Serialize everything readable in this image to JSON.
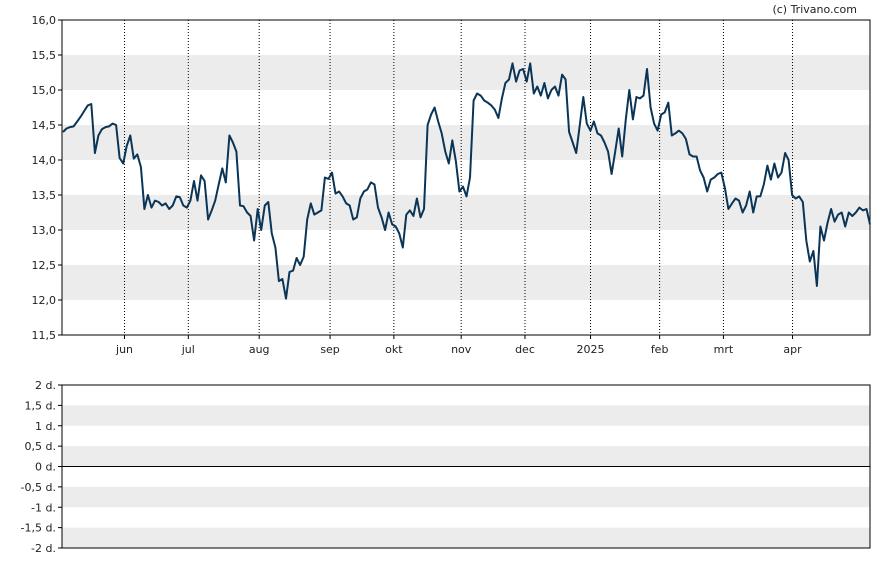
{
  "credit": "(c) Trivano.com",
  "colors": {
    "line": "#0b3556",
    "band": "#ececec",
    "grid": "#000000",
    "axis": "#000000",
    "text": "#222222"
  },
  "chart_data": [
    {
      "type": "line",
      "title": "",
      "xlabel": "",
      "ylabel": "",
      "ylim": [
        11.5,
        16.0
      ],
      "yticks": [
        "11,5",
        "12,0",
        "12,5",
        "13,0",
        "13,5",
        "14,0",
        "14,5",
        "15,0",
        "15,5",
        "16,0"
      ],
      "xticks": [
        "jun",
        "jul",
        "aug",
        "sep",
        "okt",
        "nov",
        "dec",
        "2025",
        "feb",
        "mrt",
        "apr"
      ],
      "grid": {
        "bands": "alternating",
        "vertical": "dotted"
      },
      "series": [
        {
          "values": [
            14.4,
            14.45,
            14.47,
            14.48,
            14.55,
            14.62,
            14.7,
            14.78,
            14.8,
            14.1,
            14.35,
            14.44,
            14.47,
            14.48,
            14.52,
            14.5,
            14.03,
            13.95,
            14.2,
            14.35,
            14.02,
            14.08,
            13.9,
            13.3,
            13.5,
            13.32,
            13.42,
            13.4,
            13.35,
            13.38,
            13.3,
            13.35,
            13.48,
            13.47,
            13.35,
            13.32,
            13.42,
            13.7,
            13.42,
            13.78,
            13.7,
            13.15,
            13.28,
            13.42,
            13.65,
            13.88,
            13.68,
            14.35,
            14.25,
            14.12,
            13.35,
            13.34,
            13.25,
            13.2,
            12.85,
            13.3,
            13.0,
            13.35,
            13.4,
            12.95,
            12.75,
            12.27,
            12.3,
            12.02,
            12.4,
            12.42,
            12.6,
            12.5,
            12.62,
            13.15,
            13.38,
            13.22,
            13.25,
            13.28,
            13.75,
            13.73,
            13.82,
            13.52,
            13.55,
            13.48,
            13.38,
            13.35,
            13.15,
            13.18,
            13.45,
            13.55,
            13.58,
            13.68,
            13.65,
            13.32,
            13.18,
            13.0,
            13.25,
            13.08,
            13.05,
            12.95,
            12.75,
            13.22,
            13.28,
            13.2,
            13.45,
            13.18,
            13.3,
            14.5,
            14.65,
            14.75,
            14.55,
            14.38,
            14.12,
            13.95,
            14.28,
            13.98,
            13.55,
            13.62,
            13.48,
            13.75,
            14.85,
            14.95,
            14.92,
            14.85,
            14.82,
            14.78,
            14.72,
            14.6,
            14.88,
            15.1,
            15.15,
            15.38,
            15.12,
            15.28,
            15.3,
            15.12,
            15.38,
            14.95,
            15.05,
            14.92,
            15.1,
            14.88,
            15.0,
            15.05,
            14.92,
            15.22,
            15.15,
            14.4,
            14.25,
            14.1,
            14.5,
            14.9,
            14.52,
            14.42,
            14.55,
            14.38,
            14.35,
            14.25,
            14.12,
            13.8,
            14.12,
            14.45,
            14.05,
            14.58,
            15.0,
            14.58,
            14.9,
            14.88,
            14.92,
            15.3,
            14.75,
            14.52,
            14.42,
            14.65,
            14.68,
            14.82,
            14.35,
            14.38,
            14.42,
            14.38,
            14.3,
            14.08,
            14.05,
            14.05,
            13.85,
            13.75,
            13.55,
            13.72,
            13.75,
            13.8,
            13.82,
            13.6,
            13.3,
            13.38,
            13.45,
            13.42,
            13.25,
            13.35,
            13.55,
            13.25,
            13.48,
            13.48,
            13.65,
            13.92,
            13.72,
            13.95,
            13.75,
            13.82,
            14.1,
            14.0,
            13.5,
            13.45,
            13.48,
            13.4,
            12.85,
            12.55,
            12.7,
            12.2,
            13.05,
            12.85,
            13.1,
            13.3,
            13.12,
            13.22,
            13.25,
            13.05,
            13.25,
            13.2,
            13.25,
            13.32,
            13.28,
            13.3,
            13.08
          ]
        }
      ]
    },
    {
      "type": "line",
      "title": "",
      "ylim": [
        -2,
        2
      ],
      "yticks": [
        "-2 d.",
        "-1,5 d.",
        "-1 d.",
        "-0,5 d.",
        "0 d.",
        "0,5 d.",
        "1 d.",
        "1,5 d.",
        "2 d."
      ],
      "grid": {
        "bands": "alternating",
        "zero_line": true
      },
      "series": []
    }
  ]
}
###
_Aim_
Omit the pictures and output all of the other material exactly.

_Exercise result_
Serialize everything readable in this image to JSON.
{
  "credit": "(c) Trivano.com",
  "colors": {
    "line": "#0b3556",
    "band": "#ececec",
    "grid": "#000000",
    "axis": "#000000",
    "text": "#222222"
  },
  "chart_data": [
    {
      "type": "line",
      "title": "",
      "xlabel": "",
      "ylabel": "",
      "ylim": [
        11.5,
        16.0
      ],
      "yticks": [
        "11,5",
        "12,0",
        "12,5",
        "13,0",
        "13,5",
        "14,0",
        "14,5",
        "15,0",
        "15,5",
        "16,0"
      ],
      "xticks": [
        "jun",
        "jul",
        "aug",
        "sep",
        "okt",
        "nov",
        "dec",
        "2025",
        "feb",
        "mrt",
        "apr"
      ],
      "grid": {
        "bands": "alternating",
        "vertical": "dotted"
      },
      "series": [
        {
          "values": [
            14.4,
            14.45,
            14.47,
            14.48,
            14.55,
            14.62,
            14.7,
            14.78,
            14.8,
            14.1,
            14.35,
            14.44,
            14.47,
            14.48,
            14.52,
            14.5,
            14.03,
            13.95,
            14.2,
            14.35,
            14.02,
            14.08,
            13.9,
            13.3,
            13.5,
            13.32,
            13.42,
            13.4,
            13.35,
            13.38,
            13.3,
            13.35,
            13.48,
            13.47,
            13.35,
            13.32,
            13.42,
            13.7,
            13.42,
            13.78,
            13.7,
            13.15,
            13.28,
            13.42,
            13.65,
            13.88,
            13.68,
            14.35,
            14.25,
            14.12,
            13.35,
            13.34,
            13.25,
            13.2,
            12.85,
            13.3,
            13.0,
            13.35,
            13.4,
            12.95,
            12.75,
            12.27,
            12.3,
            12.02,
            12.4,
            12.42,
            12.6,
            12.5,
            12.62,
            13.15,
            13.38,
            13.22,
            13.25,
            13.28,
            13.75,
            13.73,
            13.82,
            13.52,
            13.55,
            13.48,
            13.38,
            13.35,
            13.15,
            13.18,
            13.45,
            13.55,
            13.58,
            13.68,
            13.65,
            13.32,
            13.18,
            13.0,
            13.25,
            13.08,
            13.05,
            12.95,
            12.75,
            13.22,
            13.28,
            13.2,
            13.45,
            13.18,
            13.3,
            14.5,
            14.65,
            14.75,
            14.55,
            14.38,
            14.12,
            13.95,
            14.28,
            13.98,
            13.55,
            13.62,
            13.48,
            13.75,
            14.85,
            14.95,
            14.92,
            14.85,
            14.82,
            14.78,
            14.72,
            14.6,
            14.88,
            15.1,
            15.15,
            15.38,
            15.12,
            15.28,
            15.3,
            15.12,
            15.38,
            14.95,
            15.05,
            14.92,
            15.1,
            14.88,
            15.0,
            15.05,
            14.92,
            15.22,
            15.15,
            14.4,
            14.25,
            14.1,
            14.5,
            14.9,
            14.52,
            14.42,
            14.55,
            14.38,
            14.35,
            14.25,
            14.12,
            13.8,
            14.12,
            14.45,
            14.05,
            14.58,
            15.0,
            14.58,
            14.9,
            14.88,
            14.92,
            15.3,
            14.75,
            14.52,
            14.42,
            14.65,
            14.68,
            14.82,
            14.35,
            14.38,
            14.42,
            14.38,
            14.3,
            14.08,
            14.05,
            14.05,
            13.85,
            13.75,
            13.55,
            13.72,
            13.75,
            13.8,
            13.82,
            13.6,
            13.3,
            13.38,
            13.45,
            13.42,
            13.25,
            13.35,
            13.55,
            13.25,
            13.48,
            13.48,
            13.65,
            13.92,
            13.72,
            13.95,
            13.75,
            13.82,
            14.1,
            14.0,
            13.5,
            13.45,
            13.48,
            13.4,
            12.85,
            12.55,
            12.7,
            12.2,
            13.05,
            12.85,
            13.1,
            13.3,
            13.12,
            13.22,
            13.25,
            13.05,
            13.25,
            13.2,
            13.25,
            13.32,
            13.28,
            13.3,
            13.08
          ]
        }
      ]
    },
    {
      "type": "line",
      "title": "",
      "ylim": [
        -2,
        2
      ],
      "yticks": [
        "-2 d.",
        "-1,5 d.",
        "-1 d.",
        "-0,5 d.",
        "0 d.",
        "0,5 d.",
        "1 d.",
        "1,5 d.",
        "2 d."
      ],
      "grid": {
        "bands": "alternating",
        "zero_line": true
      },
      "series": []
    }
  ]
}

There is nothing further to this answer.